TASK TO COMPLETE:
Reproduce every line of the material below, but drop the pictures.

Figure record extracts
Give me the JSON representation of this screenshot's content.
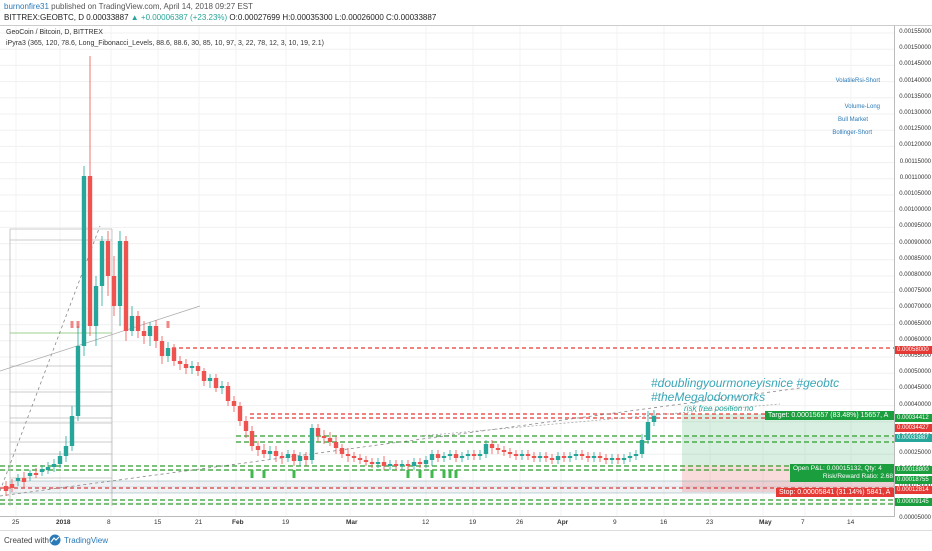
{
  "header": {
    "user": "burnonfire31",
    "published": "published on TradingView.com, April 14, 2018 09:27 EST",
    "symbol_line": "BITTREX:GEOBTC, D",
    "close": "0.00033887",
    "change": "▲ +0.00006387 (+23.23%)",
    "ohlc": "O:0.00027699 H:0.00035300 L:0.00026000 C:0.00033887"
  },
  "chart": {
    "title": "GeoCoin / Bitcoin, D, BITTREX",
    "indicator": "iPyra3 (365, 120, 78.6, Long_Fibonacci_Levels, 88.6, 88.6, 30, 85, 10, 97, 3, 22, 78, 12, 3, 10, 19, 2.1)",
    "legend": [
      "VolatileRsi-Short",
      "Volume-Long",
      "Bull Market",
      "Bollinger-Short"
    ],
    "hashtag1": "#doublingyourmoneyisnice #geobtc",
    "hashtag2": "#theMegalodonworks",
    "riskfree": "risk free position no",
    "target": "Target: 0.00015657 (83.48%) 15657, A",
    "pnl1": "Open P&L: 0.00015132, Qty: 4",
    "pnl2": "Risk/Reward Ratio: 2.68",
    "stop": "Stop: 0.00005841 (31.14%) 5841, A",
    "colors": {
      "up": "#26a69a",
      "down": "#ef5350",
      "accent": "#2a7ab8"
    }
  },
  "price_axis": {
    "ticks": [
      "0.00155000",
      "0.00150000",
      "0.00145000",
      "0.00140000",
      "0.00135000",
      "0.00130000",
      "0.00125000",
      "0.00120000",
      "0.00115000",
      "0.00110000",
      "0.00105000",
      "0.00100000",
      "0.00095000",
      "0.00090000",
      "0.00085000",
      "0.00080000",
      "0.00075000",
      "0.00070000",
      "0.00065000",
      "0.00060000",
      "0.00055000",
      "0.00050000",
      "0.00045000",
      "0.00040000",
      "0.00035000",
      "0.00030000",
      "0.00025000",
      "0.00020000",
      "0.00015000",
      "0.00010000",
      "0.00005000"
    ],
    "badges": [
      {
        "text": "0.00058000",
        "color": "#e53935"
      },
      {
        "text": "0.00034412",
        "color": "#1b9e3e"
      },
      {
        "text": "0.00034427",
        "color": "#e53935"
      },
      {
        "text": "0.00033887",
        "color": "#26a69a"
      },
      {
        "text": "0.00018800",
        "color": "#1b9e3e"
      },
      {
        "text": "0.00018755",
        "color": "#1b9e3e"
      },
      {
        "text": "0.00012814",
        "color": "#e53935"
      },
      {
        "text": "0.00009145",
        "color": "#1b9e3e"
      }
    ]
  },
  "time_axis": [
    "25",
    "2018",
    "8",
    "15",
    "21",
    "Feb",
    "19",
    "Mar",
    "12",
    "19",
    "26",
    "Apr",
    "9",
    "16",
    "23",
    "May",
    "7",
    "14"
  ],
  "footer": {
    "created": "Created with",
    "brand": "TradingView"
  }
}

THE ANSWER:
Give me the JSON representation of this screenshot's content.
{
  "header": {
    "user": "burnonfire31",
    "published": "published on TradingView.com, April 14, 2018 09:27 EST",
    "symbol_line": "BITTREX:GEOBTC, D",
    "close": "0.00033887",
    "change": "▲ +0.00006387 (+23.23%)",
    "ohlc": "O:0.00027699 H:0.00035300 L:0.00026000 C:0.00033887"
  },
  "chart": {
    "title": "GeoCoin / Bitcoin, D, BITTREX",
    "indicator": "iPyra3 (365, 120, 78.6, Long_Fibonacci_Levels, 88.6, 88.6, 30, 85, 10, 97, 3, 22, 78, 12, 3, 10, 19, 2.1)",
    "legend": [
      "VolatileRsi-Short",
      "Volume-Long",
      "Bull Market",
      "Bollinger-Short"
    ],
    "hashtag1": "#doublingyourmoneyisnice #geobtc",
    "hashtag2": "#theMegalodonworks",
    "riskfree": "risk free position no",
    "target": "Target: 0.00015657 (83.48%) 15657, A",
    "pnl1": "Open P&L: 0.00015132, Qty: 4",
    "pnl2": "Risk/Reward Ratio: 2.68",
    "stop": "Stop: 0.00005841 (31.14%) 5841, A",
    "colors": {
      "up": "#26a69a",
      "down": "#ef5350",
      "accent": "#2a7ab8"
    }
  },
  "price_axis": {
    "ticks": [
      "0.00155000",
      "0.00150000",
      "0.00145000",
      "0.00140000",
      "0.00135000",
      "0.00130000",
      "0.00125000",
      "0.00120000",
      "0.00115000",
      "0.00110000",
      "0.00105000",
      "0.00100000",
      "0.00095000",
      "0.00090000",
      "0.00085000",
      "0.00080000",
      "0.00075000",
      "0.00070000",
      "0.00065000",
      "0.00060000",
      "0.00055000",
      "0.00050000",
      "0.00045000",
      "0.00040000",
      "0.00035000",
      "0.00030000",
      "0.00025000",
      "0.00020000",
      "0.00015000",
      "0.00010000",
      "0.00005000"
    ],
    "badges": [
      {
        "text": "0.00058000",
        "color": "#e53935"
      },
      {
        "text": "0.00034412",
        "color": "#1b9e3e"
      },
      {
        "text": "0.00034427",
        "color": "#e53935"
      },
      {
        "text": "0.00033887",
        "color": "#26a69a"
      },
      {
        "text": "0.00018800",
        "color": "#1b9e3e"
      },
      {
        "text": "0.00018755",
        "color": "#1b9e3e"
      },
      {
        "text": "0.00012814",
        "color": "#e53935"
      },
      {
        "text": "0.00009145",
        "color": "#1b9e3e"
      }
    ]
  },
  "time_axis": [
    "25",
    "2018",
    "8",
    "15",
    "21",
    "Feb",
    "19",
    "Mar",
    "12",
    "19",
    "26",
    "Apr",
    "9",
    "16",
    "23",
    "May",
    "7",
    "14"
  ],
  "footer": {
    "created": "Created with",
    "brand": "TradingView"
  }
}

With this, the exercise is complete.